#### Written request
Copy every line of the records below word for word, with nothing changed.

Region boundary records
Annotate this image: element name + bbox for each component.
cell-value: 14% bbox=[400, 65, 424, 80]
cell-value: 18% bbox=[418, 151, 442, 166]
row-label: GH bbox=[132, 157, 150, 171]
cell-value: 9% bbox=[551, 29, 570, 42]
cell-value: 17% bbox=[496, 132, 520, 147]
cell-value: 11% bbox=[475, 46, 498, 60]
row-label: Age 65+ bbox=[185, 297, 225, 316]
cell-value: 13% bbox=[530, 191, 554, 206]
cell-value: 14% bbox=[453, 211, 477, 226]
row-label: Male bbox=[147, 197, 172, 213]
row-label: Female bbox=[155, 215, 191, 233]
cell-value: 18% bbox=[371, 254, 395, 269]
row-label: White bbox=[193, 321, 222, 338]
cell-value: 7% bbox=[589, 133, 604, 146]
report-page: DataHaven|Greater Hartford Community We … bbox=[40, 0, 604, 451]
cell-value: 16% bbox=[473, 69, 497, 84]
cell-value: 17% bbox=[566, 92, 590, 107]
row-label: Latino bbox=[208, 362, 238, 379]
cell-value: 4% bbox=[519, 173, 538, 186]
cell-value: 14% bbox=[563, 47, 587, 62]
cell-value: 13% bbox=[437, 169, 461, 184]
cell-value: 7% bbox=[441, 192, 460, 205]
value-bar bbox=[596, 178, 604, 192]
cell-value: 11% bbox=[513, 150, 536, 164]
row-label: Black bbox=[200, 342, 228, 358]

#### Answer below
Annotate this image: element name + bbox for each component.
cell-value: 14% bbox=[400, 65, 424, 80]
cell-value: 18% bbox=[418, 151, 442, 166]
row-label: GH bbox=[132, 157, 150, 171]
cell-value: 9% bbox=[551, 29, 570, 42]
cell-value: 17% bbox=[496, 132, 520, 147]
cell-value: 11% bbox=[475, 46, 498, 60]
row-label: Age 65+ bbox=[185, 297, 225, 316]
cell-value: 13% bbox=[530, 191, 554, 206]
cell-value: 14% bbox=[453, 211, 477, 226]
row-label: Male bbox=[147, 197, 172, 213]
row-label: Female bbox=[155, 215, 191, 233]
cell-value: 18% bbox=[371, 254, 395, 269]
row-label: White bbox=[193, 321, 222, 338]
cell-value: 7% bbox=[589, 133, 604, 146]
report-page: DataHaven|Greater Hartford Community We … bbox=[40, 0, 604, 451]
cell-value: 16% bbox=[473, 69, 497, 84]
cell-value: 17% bbox=[566, 92, 590, 107]
row-label: Latino bbox=[208, 362, 238, 379]
cell-value: 4% bbox=[519, 173, 538, 186]
cell-value: 14% bbox=[563, 47, 587, 62]
cell-value: 13% bbox=[437, 169, 461, 184]
cell-value: 7% bbox=[441, 192, 460, 205]
value-bar bbox=[596, 178, 604, 192]
cell-value: 11% bbox=[513, 150, 536, 164]
row-label: Black bbox=[200, 342, 228, 358]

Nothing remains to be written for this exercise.